**Task instructions:** Report all lines holding "forest".

Stored data:
________________
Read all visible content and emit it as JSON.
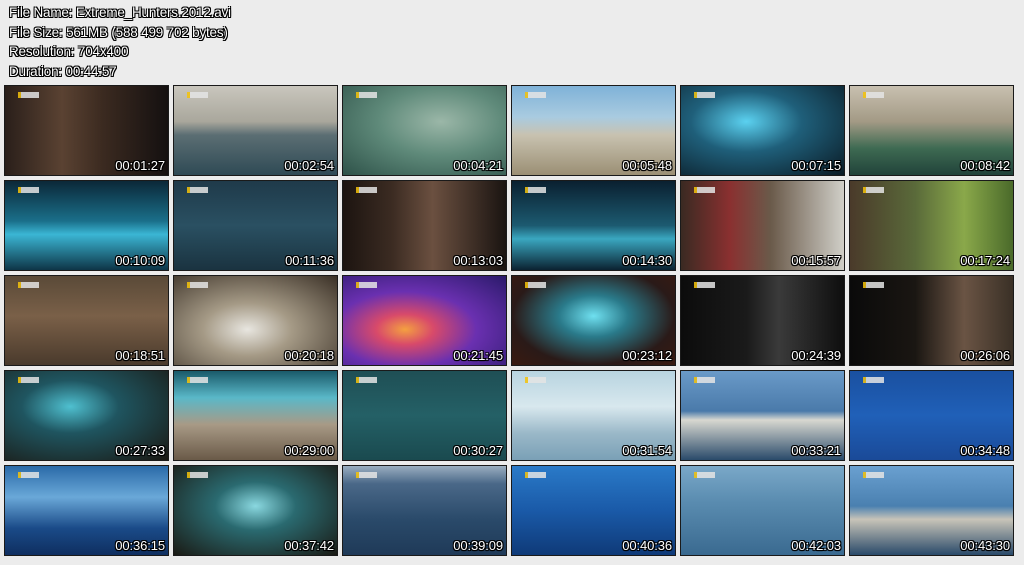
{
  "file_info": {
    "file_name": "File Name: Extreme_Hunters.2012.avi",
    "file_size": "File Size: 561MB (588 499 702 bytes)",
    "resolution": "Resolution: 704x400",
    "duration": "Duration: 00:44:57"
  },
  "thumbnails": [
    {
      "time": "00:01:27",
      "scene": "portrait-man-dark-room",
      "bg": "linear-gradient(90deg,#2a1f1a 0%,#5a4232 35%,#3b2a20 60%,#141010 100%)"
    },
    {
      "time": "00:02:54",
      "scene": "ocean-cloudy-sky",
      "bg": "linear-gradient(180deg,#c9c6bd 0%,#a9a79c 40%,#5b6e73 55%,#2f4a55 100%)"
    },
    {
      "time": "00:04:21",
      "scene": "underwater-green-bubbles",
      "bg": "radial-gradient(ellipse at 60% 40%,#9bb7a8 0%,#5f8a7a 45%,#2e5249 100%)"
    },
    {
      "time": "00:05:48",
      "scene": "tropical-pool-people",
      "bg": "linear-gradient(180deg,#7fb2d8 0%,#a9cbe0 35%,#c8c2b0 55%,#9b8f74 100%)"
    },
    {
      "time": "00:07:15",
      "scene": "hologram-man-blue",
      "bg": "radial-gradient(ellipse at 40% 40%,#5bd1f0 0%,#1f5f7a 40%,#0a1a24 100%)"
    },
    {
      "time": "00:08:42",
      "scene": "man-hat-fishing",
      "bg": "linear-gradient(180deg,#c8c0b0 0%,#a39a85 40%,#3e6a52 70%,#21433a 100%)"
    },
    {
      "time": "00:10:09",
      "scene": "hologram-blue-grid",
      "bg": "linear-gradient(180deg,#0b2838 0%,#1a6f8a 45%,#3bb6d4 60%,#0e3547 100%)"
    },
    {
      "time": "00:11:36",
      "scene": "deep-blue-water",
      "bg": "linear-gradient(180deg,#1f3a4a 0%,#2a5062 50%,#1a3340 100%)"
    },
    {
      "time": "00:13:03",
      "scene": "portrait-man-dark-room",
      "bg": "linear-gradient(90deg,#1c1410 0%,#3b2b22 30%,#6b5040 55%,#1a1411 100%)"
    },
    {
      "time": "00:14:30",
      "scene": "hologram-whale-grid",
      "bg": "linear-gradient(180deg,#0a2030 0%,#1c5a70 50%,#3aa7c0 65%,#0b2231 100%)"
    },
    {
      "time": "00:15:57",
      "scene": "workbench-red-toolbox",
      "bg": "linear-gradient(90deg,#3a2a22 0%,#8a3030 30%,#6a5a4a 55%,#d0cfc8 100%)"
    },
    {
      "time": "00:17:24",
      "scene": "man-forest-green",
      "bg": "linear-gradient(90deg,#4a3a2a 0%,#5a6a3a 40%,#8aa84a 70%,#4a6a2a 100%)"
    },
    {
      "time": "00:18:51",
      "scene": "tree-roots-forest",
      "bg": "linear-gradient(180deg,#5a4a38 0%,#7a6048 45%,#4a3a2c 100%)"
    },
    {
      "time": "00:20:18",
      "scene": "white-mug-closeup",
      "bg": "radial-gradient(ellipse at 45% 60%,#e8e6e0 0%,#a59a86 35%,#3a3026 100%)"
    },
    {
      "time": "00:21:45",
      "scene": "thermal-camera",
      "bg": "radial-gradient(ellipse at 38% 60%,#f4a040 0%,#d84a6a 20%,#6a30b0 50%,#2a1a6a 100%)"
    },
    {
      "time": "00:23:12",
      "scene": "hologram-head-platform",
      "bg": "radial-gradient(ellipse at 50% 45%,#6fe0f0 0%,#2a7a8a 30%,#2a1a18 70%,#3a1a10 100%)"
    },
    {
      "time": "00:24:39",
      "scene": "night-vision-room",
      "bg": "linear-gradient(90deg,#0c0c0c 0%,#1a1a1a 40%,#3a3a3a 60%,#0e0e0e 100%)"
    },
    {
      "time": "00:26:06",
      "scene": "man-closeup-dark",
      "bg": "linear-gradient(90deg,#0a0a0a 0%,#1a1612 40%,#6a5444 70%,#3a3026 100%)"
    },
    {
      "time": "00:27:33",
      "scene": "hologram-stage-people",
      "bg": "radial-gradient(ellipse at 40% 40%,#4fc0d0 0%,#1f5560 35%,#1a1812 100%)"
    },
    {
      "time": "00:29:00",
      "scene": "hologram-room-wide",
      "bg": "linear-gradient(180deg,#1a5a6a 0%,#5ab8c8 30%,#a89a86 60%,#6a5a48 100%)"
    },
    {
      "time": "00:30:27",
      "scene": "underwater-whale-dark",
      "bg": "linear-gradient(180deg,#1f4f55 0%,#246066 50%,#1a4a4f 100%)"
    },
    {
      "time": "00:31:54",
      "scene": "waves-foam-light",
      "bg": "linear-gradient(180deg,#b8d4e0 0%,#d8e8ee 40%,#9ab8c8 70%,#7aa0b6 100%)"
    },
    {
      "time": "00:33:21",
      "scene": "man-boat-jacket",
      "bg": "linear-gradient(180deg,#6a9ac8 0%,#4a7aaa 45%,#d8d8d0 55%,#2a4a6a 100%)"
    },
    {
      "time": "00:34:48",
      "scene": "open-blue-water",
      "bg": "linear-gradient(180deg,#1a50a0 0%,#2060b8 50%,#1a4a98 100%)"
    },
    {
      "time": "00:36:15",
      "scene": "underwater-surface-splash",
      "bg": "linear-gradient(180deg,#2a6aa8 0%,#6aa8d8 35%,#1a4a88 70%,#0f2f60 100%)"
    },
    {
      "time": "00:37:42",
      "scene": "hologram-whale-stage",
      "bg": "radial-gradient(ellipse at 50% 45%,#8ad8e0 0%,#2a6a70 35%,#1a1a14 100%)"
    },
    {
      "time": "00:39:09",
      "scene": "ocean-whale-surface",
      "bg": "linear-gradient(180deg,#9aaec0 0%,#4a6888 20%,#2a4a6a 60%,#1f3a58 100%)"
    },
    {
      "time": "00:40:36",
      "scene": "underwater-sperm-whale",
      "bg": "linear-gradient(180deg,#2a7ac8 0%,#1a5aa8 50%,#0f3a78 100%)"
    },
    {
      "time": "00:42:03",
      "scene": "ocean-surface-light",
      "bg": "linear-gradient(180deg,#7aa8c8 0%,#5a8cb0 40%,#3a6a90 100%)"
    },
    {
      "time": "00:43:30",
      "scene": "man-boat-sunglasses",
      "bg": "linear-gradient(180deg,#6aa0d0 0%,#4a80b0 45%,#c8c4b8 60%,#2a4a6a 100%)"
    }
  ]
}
________________
**Result of this task:**
      "scene": "man-forest-green",
      "scene": "tree-roots-forest",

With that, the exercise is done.